What to do: Keep only the lines where "this" appears.

Stored data entries:
────────────────────

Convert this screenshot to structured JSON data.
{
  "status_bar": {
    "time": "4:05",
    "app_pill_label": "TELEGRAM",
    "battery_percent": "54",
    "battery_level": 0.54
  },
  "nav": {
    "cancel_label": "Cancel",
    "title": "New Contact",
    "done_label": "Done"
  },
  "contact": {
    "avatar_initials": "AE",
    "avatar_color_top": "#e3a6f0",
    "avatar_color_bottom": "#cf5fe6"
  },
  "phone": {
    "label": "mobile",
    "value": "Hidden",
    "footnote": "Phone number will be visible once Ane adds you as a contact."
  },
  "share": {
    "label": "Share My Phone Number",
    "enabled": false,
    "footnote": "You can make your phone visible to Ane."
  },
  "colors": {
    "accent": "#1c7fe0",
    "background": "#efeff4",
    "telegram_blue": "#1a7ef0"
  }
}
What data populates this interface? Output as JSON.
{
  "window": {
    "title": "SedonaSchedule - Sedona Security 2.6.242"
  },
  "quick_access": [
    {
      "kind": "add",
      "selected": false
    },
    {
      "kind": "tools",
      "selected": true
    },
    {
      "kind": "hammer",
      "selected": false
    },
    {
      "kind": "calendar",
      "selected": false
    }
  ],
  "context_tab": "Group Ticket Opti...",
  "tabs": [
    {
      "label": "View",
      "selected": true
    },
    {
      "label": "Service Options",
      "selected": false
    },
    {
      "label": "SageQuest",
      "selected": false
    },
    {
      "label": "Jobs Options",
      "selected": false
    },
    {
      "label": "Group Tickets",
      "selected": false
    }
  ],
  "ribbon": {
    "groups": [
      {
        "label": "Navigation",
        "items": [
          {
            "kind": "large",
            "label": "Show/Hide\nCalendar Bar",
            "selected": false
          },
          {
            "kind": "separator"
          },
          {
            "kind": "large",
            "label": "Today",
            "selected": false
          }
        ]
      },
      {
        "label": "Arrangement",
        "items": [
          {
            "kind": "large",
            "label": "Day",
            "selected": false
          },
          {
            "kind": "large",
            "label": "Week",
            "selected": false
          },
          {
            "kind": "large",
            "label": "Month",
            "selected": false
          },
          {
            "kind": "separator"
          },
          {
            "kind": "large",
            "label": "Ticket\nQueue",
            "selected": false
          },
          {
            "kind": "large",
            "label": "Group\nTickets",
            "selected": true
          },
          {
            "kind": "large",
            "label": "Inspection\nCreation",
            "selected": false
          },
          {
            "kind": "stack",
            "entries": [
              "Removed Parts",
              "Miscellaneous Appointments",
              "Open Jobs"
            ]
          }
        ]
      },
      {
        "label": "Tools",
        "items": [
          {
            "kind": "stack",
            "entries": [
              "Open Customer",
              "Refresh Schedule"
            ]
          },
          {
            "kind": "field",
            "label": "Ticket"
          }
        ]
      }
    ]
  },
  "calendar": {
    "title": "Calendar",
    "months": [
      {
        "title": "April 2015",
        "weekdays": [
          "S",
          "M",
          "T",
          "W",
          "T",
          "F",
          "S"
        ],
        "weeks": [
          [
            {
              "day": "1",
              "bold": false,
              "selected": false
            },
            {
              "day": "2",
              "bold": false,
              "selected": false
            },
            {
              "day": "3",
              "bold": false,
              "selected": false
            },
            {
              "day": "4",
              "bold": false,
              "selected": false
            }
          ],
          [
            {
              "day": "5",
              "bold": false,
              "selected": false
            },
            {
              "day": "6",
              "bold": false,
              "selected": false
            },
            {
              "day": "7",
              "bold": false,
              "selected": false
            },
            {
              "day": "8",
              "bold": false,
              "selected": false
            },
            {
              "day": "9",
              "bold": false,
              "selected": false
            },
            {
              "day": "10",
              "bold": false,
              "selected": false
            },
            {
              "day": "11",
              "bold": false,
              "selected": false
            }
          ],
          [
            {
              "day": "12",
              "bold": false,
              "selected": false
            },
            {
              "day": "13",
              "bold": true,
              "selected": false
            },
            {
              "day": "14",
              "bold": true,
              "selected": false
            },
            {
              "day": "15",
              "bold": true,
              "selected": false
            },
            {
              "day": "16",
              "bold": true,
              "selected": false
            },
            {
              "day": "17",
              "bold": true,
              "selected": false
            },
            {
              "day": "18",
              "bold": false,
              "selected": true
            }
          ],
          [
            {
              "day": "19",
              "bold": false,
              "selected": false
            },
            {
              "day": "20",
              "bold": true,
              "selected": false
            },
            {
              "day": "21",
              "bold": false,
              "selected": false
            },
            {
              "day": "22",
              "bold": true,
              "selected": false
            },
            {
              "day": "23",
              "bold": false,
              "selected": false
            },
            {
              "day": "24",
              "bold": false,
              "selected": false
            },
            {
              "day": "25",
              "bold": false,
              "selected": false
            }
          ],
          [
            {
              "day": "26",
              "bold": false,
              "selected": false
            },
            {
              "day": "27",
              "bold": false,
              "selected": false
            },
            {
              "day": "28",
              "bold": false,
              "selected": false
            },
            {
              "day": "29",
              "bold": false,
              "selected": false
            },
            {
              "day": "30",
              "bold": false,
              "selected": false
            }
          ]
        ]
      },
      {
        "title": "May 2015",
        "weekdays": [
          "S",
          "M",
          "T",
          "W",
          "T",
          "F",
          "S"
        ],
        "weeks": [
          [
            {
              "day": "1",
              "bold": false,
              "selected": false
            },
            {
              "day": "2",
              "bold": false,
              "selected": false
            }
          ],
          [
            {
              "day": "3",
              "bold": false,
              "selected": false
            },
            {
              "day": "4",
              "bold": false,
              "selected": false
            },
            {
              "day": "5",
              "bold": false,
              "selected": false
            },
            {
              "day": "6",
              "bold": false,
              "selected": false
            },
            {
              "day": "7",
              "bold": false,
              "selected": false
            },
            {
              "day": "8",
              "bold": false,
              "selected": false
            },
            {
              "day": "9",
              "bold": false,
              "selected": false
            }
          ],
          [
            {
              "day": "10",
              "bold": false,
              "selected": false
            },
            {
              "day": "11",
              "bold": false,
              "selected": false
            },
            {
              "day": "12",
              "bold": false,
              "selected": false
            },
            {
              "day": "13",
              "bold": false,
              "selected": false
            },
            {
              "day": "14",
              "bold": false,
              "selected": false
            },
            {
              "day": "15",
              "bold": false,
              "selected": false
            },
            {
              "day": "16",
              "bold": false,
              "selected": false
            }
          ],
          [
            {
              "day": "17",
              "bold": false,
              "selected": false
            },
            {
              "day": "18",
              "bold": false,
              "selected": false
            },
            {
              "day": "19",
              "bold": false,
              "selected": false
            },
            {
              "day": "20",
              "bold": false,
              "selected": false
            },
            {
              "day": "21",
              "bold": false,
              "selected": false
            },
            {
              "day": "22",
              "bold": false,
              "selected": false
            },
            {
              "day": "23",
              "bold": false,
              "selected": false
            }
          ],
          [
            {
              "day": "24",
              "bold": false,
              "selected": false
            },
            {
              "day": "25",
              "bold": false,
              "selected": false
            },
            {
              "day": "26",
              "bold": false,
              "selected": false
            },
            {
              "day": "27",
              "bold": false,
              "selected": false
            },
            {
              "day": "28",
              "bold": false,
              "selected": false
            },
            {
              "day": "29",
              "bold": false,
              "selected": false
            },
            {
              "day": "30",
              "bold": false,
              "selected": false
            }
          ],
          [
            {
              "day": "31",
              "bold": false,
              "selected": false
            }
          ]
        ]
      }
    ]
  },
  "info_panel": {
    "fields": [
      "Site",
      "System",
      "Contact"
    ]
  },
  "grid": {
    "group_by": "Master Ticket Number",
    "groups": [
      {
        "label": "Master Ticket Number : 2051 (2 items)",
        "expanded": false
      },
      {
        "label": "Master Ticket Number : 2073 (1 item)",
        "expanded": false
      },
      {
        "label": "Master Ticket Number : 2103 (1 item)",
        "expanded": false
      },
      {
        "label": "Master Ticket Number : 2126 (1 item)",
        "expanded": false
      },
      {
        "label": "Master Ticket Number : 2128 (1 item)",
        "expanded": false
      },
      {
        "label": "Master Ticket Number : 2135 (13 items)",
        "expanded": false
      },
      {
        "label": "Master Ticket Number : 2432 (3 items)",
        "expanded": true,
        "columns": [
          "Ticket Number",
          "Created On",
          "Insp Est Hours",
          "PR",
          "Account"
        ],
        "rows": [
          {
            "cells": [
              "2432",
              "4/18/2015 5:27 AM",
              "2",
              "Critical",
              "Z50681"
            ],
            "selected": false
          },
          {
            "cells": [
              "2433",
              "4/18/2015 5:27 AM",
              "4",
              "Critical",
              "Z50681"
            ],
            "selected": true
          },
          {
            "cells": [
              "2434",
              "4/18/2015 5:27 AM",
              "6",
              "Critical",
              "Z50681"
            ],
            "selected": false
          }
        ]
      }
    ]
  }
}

────────────────────

Final result:
Convert this screenshot to structured JSON data.
What data populates this interface? Output as JSON.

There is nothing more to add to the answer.